#### To do
Leave the pictures out and transcribe every record exactly.

#### Recorded information

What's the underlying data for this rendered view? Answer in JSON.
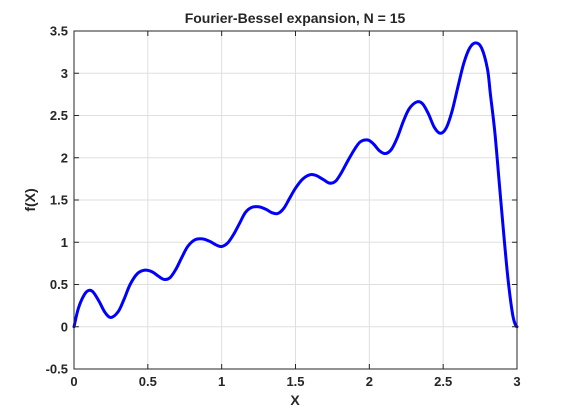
{
  "chart_data": {
    "type": "line",
    "title": "Fourier-Bessel expansion, N = 15",
    "xlabel": "X",
    "ylabel": "f(X)",
    "xlim": [
      0,
      3
    ],
    "ylim": [
      -0.5,
      3.5
    ],
    "grid": true,
    "xticks": [
      0,
      0.5,
      1,
      1.5,
      2,
      2.5,
      3
    ],
    "xtick_labels": [
      "0",
      "0.5",
      "1",
      "1.5",
      "2",
      "2.5",
      "3"
    ],
    "yticks": [
      -0.5,
      0,
      0.5,
      1,
      1.5,
      2,
      2.5,
      3,
      3.5
    ],
    "ytick_labels": [
      "-0.5",
      "0",
      "0.5",
      "1",
      "1.5",
      "2",
      "2.5",
      "3",
      "3.5"
    ],
    "series": [
      {
        "name": "f(X)",
        "color": "#0000ff",
        "x": [
          0,
          0.03,
          0.07,
          0.1,
          0.13,
          0.17,
          0.21,
          0.25,
          0.3,
          0.34,
          0.38,
          0.43,
          0.48,
          0.53,
          0.57,
          0.61,
          0.65,
          0.69,
          0.73,
          0.77,
          0.82,
          0.87,
          0.92,
          0.96,
          1.0,
          1.04,
          1.08,
          1.12,
          1.16,
          1.2,
          1.25,
          1.3,
          1.34,
          1.38,
          1.42,
          1.46,
          1.5,
          1.55,
          1.6,
          1.64,
          1.69,
          1.73,
          1.77,
          1.81,
          1.85,
          1.9,
          1.94,
          1.99,
          2.03,
          2.07,
          2.11,
          2.15,
          2.19,
          2.23,
          2.27,
          2.32,
          2.36,
          2.4,
          2.44,
          2.48,
          2.52,
          2.56,
          2.6,
          2.64,
          2.68,
          2.72,
          2.76,
          2.8,
          2.82,
          2.85,
          2.88,
          2.91,
          2.94,
          2.97,
          2.99,
          3.0
        ],
        "y": [
          0.0,
          0.22,
          0.38,
          0.43,
          0.41,
          0.3,
          0.17,
          0.11,
          0.18,
          0.33,
          0.5,
          0.63,
          0.67,
          0.65,
          0.6,
          0.56,
          0.58,
          0.68,
          0.82,
          0.95,
          1.03,
          1.04,
          1.01,
          0.97,
          0.95,
          0.99,
          1.09,
          1.22,
          1.35,
          1.41,
          1.42,
          1.39,
          1.35,
          1.34,
          1.4,
          1.52,
          1.64,
          1.75,
          1.8,
          1.79,
          1.74,
          1.7,
          1.72,
          1.82,
          1.95,
          2.1,
          2.19,
          2.21,
          2.16,
          2.08,
          2.05,
          2.1,
          2.24,
          2.43,
          2.58,
          2.66,
          2.64,
          2.52,
          2.36,
          2.29,
          2.35,
          2.55,
          2.84,
          3.12,
          3.3,
          3.36,
          3.3,
          3.05,
          2.75,
          2.3,
          1.7,
          1.1,
          0.55,
          0.15,
          0.02,
          0.0
        ]
      }
    ]
  }
}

#### Solution
What's the underlying data for this rendered view? Answer in JSON.
{
  "chart_data": {
    "type": "line",
    "title": "Fourier-Bessel expansion, N = 15",
    "xlabel": "X",
    "ylabel": "f(X)",
    "xlim": [
      0,
      3
    ],
    "ylim": [
      -0.5,
      3.5
    ],
    "grid": true,
    "xticks": [
      0,
      0.5,
      1,
      1.5,
      2,
      2.5,
      3
    ],
    "xtick_labels": [
      "0",
      "0.5",
      "1",
      "1.5",
      "2",
      "2.5",
      "3"
    ],
    "yticks": [
      -0.5,
      0,
      0.5,
      1,
      1.5,
      2,
      2.5,
      3,
      3.5
    ],
    "ytick_labels": [
      "-0.5",
      "0",
      "0.5",
      "1",
      "1.5",
      "2",
      "2.5",
      "3",
      "3.5"
    ],
    "series": [
      {
        "name": "f(X)",
        "color": "#0000ff",
        "x": [
          0,
          0.03,
          0.07,
          0.1,
          0.13,
          0.17,
          0.21,
          0.25,
          0.3,
          0.34,
          0.38,
          0.43,
          0.48,
          0.53,
          0.57,
          0.61,
          0.65,
          0.69,
          0.73,
          0.77,
          0.82,
          0.87,
          0.92,
          0.96,
          1.0,
          1.04,
          1.08,
          1.12,
          1.16,
          1.2,
          1.25,
          1.3,
          1.34,
          1.38,
          1.42,
          1.46,
          1.5,
          1.55,
          1.6,
          1.64,
          1.69,
          1.73,
          1.77,
          1.81,
          1.85,
          1.9,
          1.94,
          1.99,
          2.03,
          2.07,
          2.11,
          2.15,
          2.19,
          2.23,
          2.27,
          2.32,
          2.36,
          2.4,
          2.44,
          2.48,
          2.52,
          2.56,
          2.6,
          2.64,
          2.68,
          2.72,
          2.76,
          2.8,
          2.82,
          2.85,
          2.88,
          2.91,
          2.94,
          2.97,
          2.99,
          3.0
        ],
        "y": [
          0.0,
          0.22,
          0.38,
          0.43,
          0.41,
          0.3,
          0.17,
          0.11,
          0.18,
          0.33,
          0.5,
          0.63,
          0.67,
          0.65,
          0.6,
          0.56,
          0.58,
          0.68,
          0.82,
          0.95,
          1.03,
          1.04,
          1.01,
          0.97,
          0.95,
          0.99,
          1.09,
          1.22,
          1.35,
          1.41,
          1.42,
          1.39,
          1.35,
          1.34,
          1.4,
          1.52,
          1.64,
          1.75,
          1.8,
          1.79,
          1.74,
          1.7,
          1.72,
          1.82,
          1.95,
          2.1,
          2.19,
          2.21,
          2.16,
          2.08,
          2.05,
          2.1,
          2.24,
          2.43,
          2.58,
          2.66,
          2.64,
          2.52,
          2.36,
          2.29,
          2.35,
          2.55,
          2.84,
          3.12,
          3.3,
          3.36,
          3.3,
          3.05,
          2.75,
          2.3,
          1.7,
          1.1,
          0.55,
          0.15,
          0.02,
          0.0
        ]
      }
    ]
  }
}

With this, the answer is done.